GIVEN INSTRUCTION — Filter the records below for the word "Nasional". Copy each line that holds it.

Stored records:
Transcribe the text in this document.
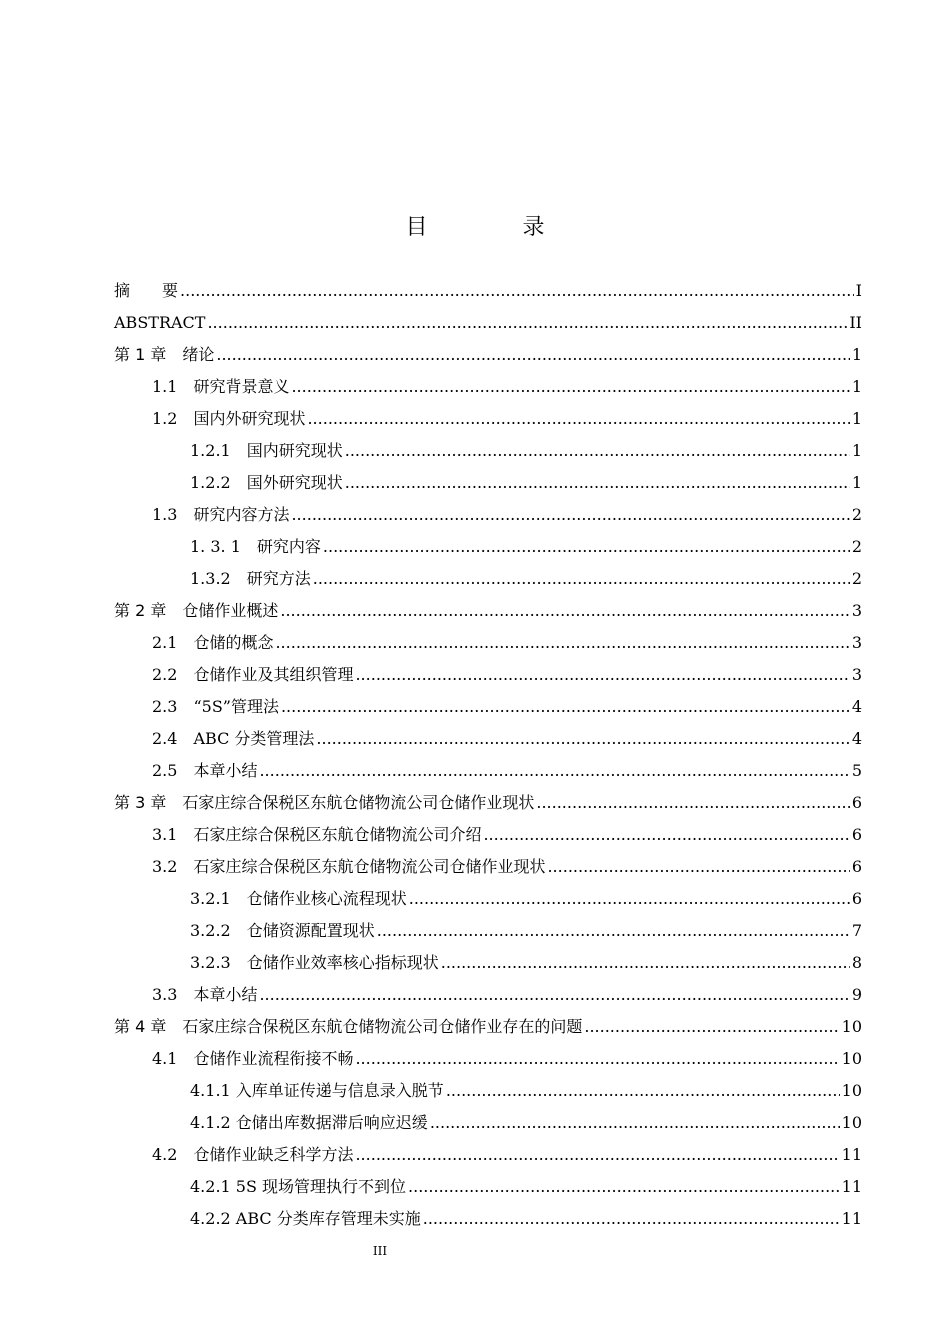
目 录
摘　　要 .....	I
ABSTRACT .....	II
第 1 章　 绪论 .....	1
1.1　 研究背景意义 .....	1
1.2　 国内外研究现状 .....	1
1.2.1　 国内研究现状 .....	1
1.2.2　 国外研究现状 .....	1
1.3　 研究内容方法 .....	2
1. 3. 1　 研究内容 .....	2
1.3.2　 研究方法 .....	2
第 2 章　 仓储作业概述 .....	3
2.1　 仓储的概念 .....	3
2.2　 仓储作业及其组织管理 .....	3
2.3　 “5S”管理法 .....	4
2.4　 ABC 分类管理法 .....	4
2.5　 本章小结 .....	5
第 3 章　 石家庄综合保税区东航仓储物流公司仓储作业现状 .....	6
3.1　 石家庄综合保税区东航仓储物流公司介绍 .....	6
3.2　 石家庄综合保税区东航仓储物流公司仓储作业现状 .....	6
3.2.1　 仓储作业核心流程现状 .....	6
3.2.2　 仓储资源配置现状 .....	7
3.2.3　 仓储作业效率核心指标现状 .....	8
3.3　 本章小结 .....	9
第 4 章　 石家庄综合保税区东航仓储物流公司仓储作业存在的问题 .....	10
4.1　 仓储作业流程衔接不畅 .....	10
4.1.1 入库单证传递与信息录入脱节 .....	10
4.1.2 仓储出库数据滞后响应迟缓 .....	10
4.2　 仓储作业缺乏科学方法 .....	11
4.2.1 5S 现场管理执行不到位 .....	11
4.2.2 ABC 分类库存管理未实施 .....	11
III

--

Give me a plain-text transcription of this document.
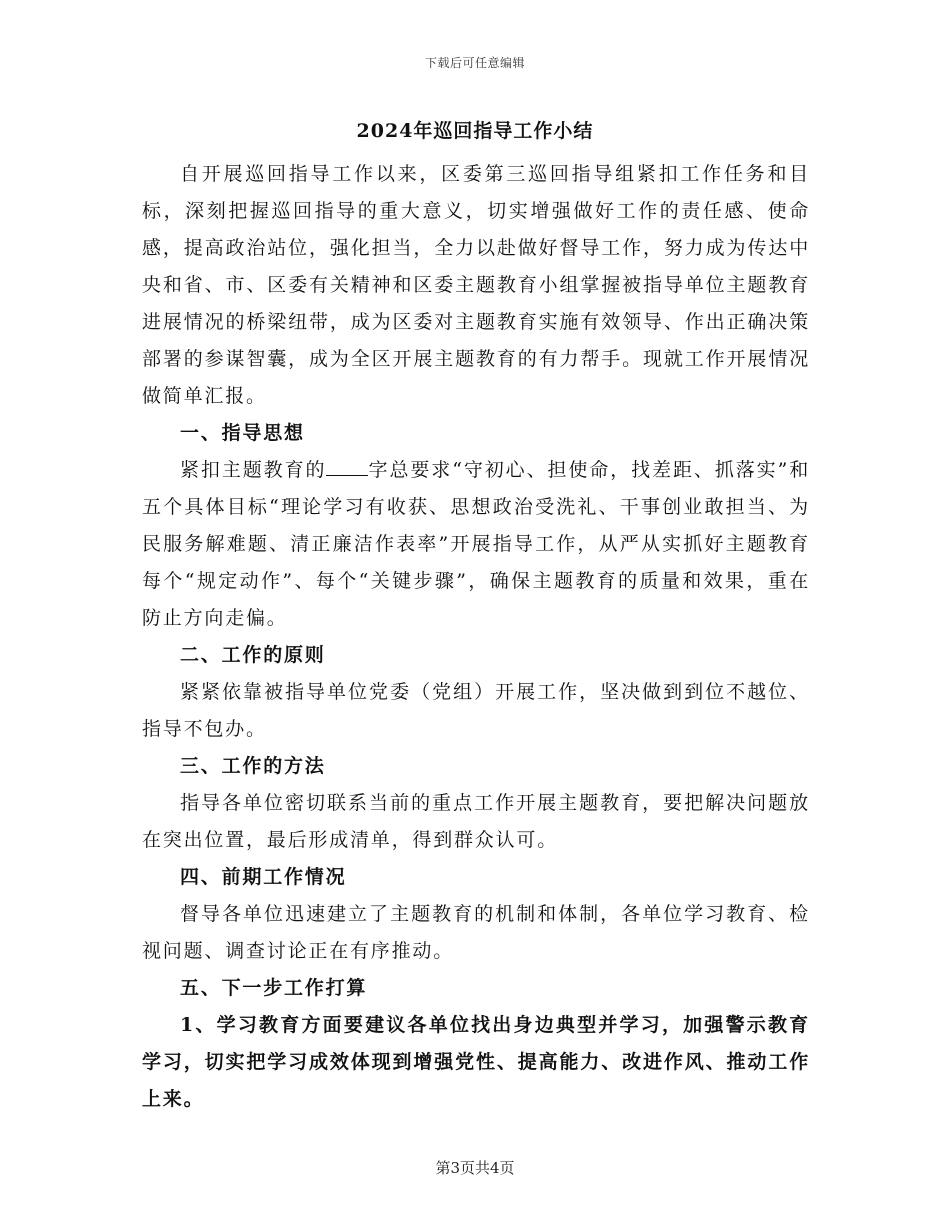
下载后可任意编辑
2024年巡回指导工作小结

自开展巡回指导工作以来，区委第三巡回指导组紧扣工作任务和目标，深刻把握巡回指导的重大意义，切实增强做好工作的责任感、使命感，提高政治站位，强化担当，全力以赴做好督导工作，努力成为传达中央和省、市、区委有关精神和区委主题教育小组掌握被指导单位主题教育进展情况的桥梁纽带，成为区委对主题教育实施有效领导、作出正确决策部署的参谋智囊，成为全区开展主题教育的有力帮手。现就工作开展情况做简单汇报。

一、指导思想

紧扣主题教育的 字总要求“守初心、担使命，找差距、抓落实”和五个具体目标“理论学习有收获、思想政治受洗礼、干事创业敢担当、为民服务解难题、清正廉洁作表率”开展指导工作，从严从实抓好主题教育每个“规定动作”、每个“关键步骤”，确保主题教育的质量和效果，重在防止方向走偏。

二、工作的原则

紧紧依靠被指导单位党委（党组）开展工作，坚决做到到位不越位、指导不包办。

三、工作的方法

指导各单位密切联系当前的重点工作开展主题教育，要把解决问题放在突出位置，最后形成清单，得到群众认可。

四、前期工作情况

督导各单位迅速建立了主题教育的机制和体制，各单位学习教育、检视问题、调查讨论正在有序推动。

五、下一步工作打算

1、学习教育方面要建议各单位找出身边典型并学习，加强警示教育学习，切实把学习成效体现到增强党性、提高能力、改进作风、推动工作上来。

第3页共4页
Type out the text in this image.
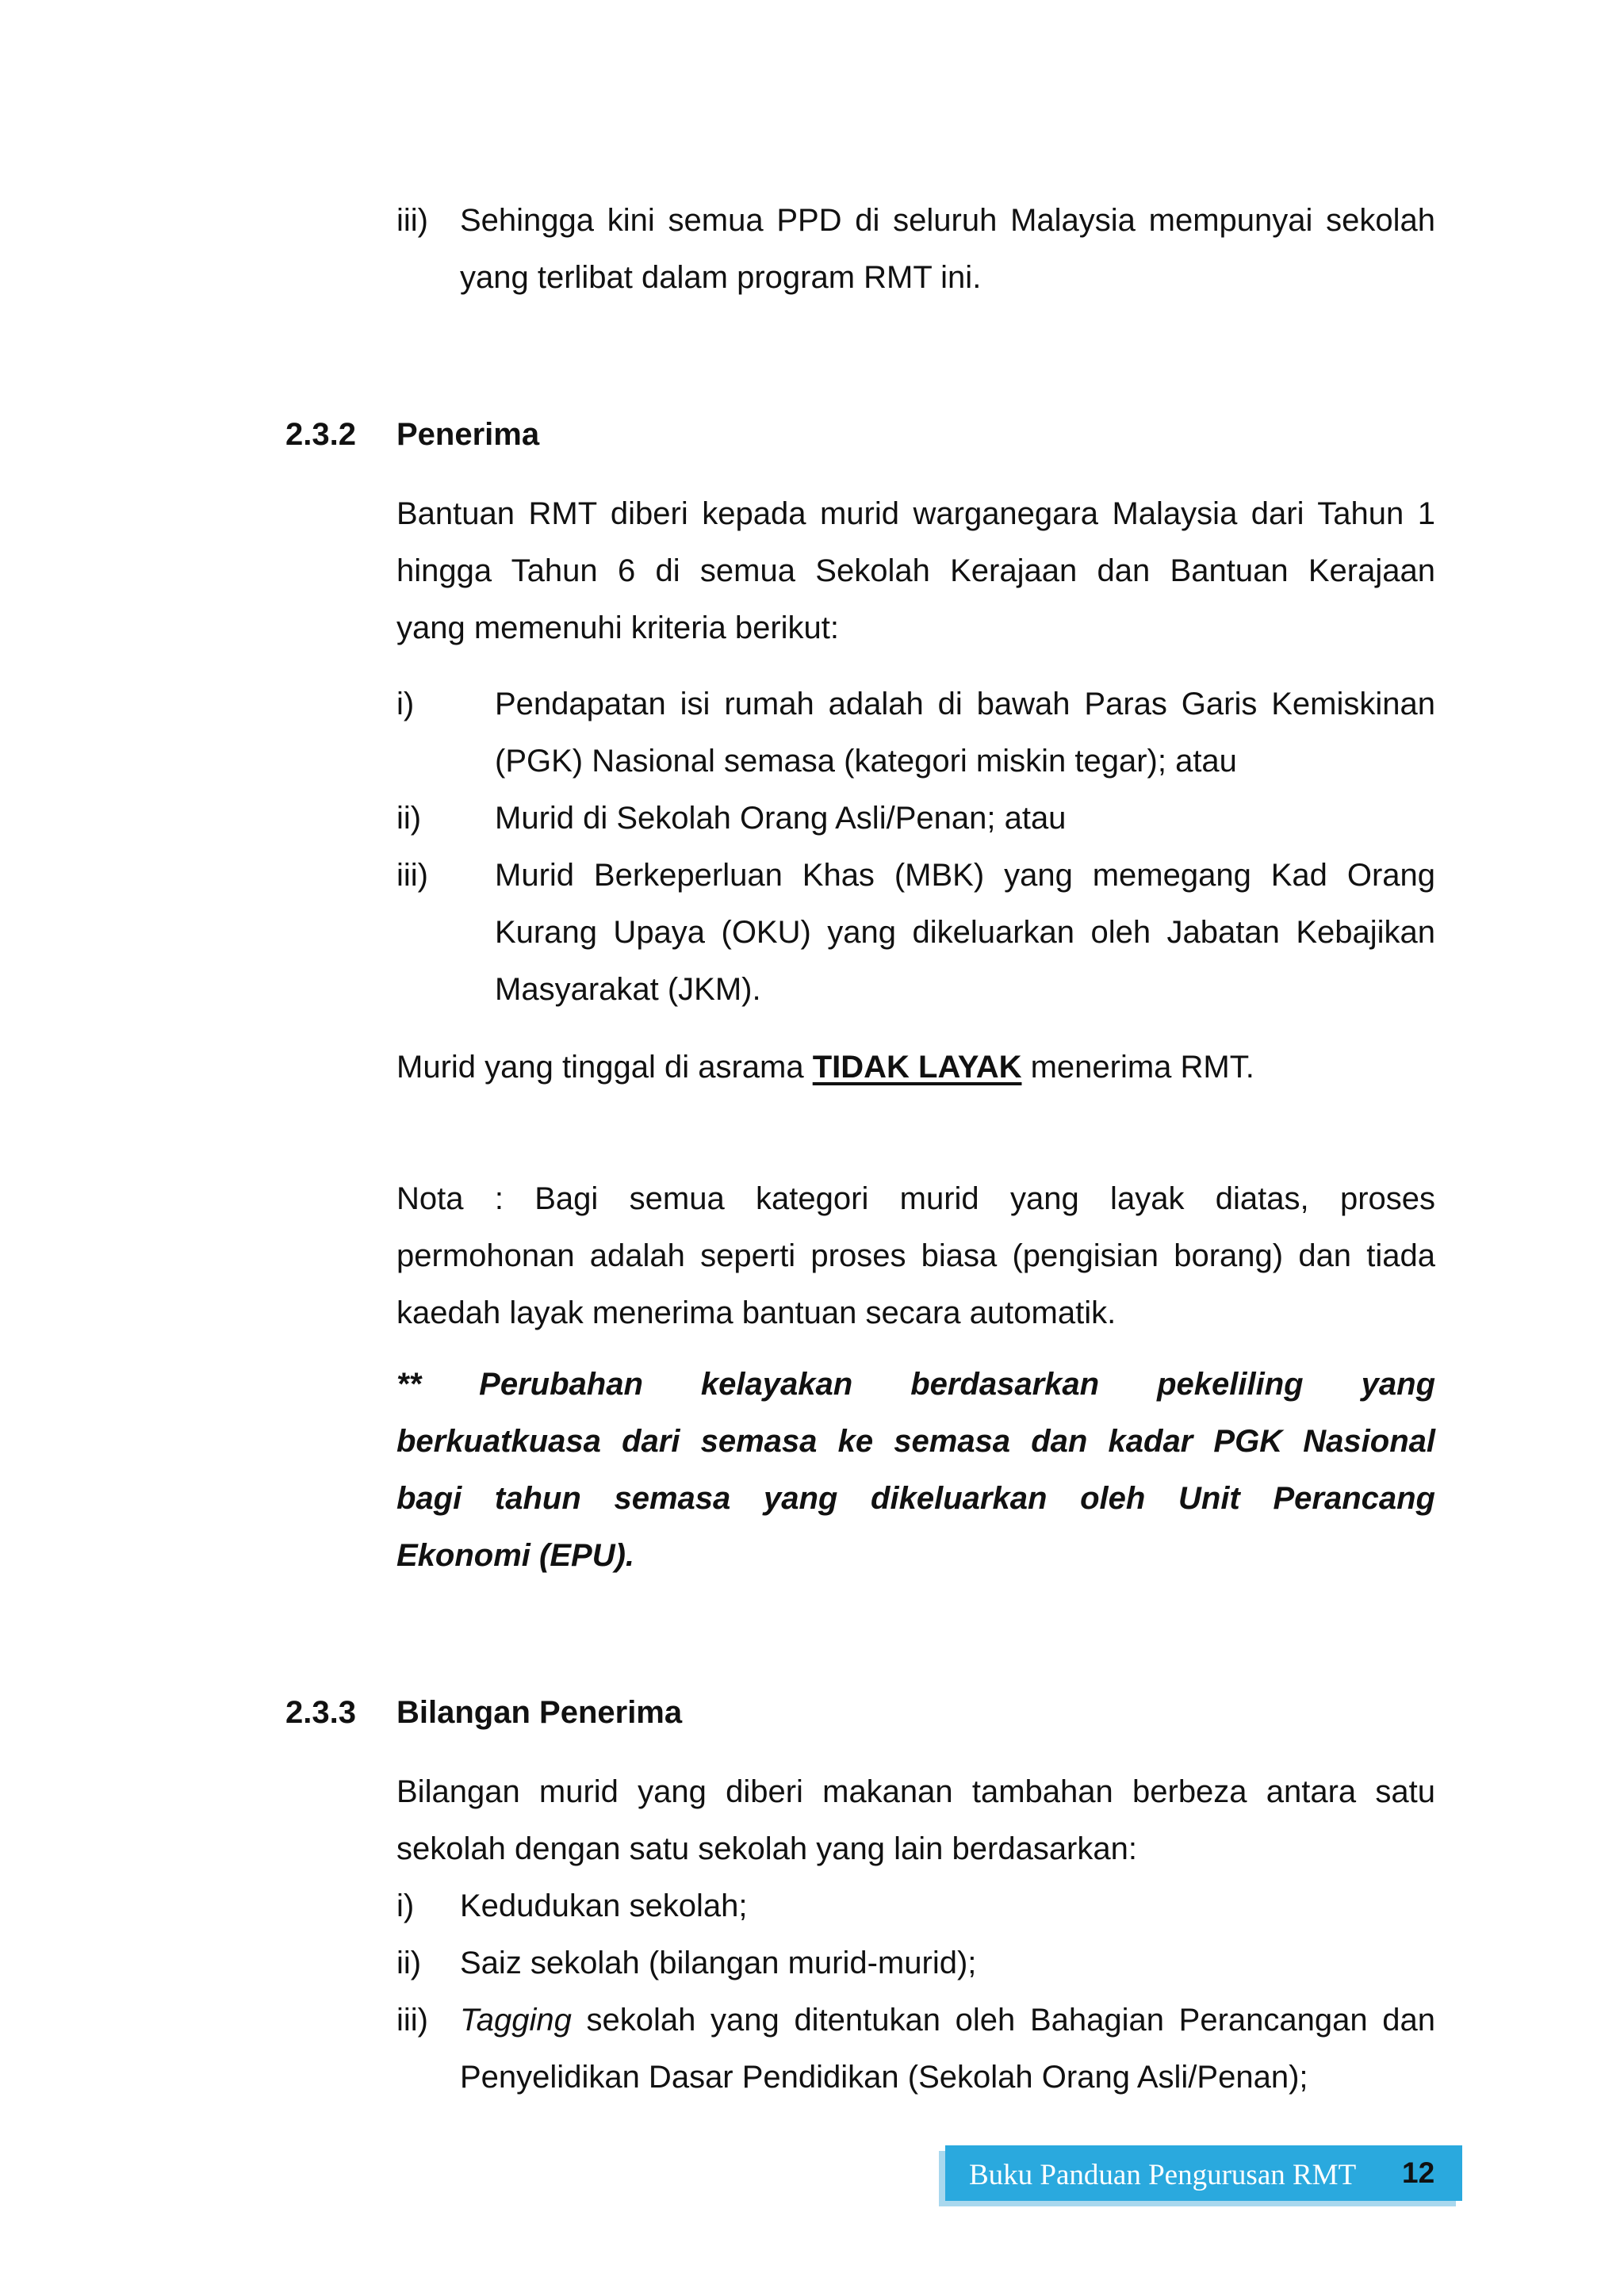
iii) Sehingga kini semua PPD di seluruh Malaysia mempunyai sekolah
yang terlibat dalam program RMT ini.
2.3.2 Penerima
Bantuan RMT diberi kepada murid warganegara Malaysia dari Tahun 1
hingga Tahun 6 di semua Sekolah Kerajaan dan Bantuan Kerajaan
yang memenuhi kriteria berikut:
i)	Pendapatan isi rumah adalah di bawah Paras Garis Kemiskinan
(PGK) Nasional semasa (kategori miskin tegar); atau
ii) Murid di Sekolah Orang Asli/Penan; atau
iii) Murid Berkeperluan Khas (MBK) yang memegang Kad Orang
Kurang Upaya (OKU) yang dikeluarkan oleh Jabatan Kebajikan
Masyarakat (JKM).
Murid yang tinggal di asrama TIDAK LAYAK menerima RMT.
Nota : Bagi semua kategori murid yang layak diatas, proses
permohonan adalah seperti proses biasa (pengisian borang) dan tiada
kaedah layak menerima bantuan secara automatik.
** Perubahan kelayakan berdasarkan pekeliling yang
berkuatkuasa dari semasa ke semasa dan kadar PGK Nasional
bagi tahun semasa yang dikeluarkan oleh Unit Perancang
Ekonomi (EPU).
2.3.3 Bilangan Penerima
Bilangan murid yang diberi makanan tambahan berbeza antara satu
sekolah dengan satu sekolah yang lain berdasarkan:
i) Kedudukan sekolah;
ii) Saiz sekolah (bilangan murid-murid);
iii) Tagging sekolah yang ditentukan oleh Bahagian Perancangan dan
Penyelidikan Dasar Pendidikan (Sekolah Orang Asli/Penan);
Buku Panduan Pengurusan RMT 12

...

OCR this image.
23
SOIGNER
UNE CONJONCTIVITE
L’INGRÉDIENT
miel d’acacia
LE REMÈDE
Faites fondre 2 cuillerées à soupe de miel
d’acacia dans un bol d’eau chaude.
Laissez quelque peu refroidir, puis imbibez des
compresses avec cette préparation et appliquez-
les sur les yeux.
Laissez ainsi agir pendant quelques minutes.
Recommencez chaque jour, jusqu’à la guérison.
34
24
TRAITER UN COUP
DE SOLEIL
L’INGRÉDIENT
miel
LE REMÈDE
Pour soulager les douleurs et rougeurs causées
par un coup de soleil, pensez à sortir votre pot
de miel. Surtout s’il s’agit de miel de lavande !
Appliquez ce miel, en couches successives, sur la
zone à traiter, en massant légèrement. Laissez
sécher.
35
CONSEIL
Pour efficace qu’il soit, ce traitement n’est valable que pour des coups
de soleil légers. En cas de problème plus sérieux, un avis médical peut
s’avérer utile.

EXERCISE RESULT —
(PGK) Nasional semasa (kategori miskin tegar); atau
berkuatkuasa dari semasa ke semasa dan kadar PGK Nasional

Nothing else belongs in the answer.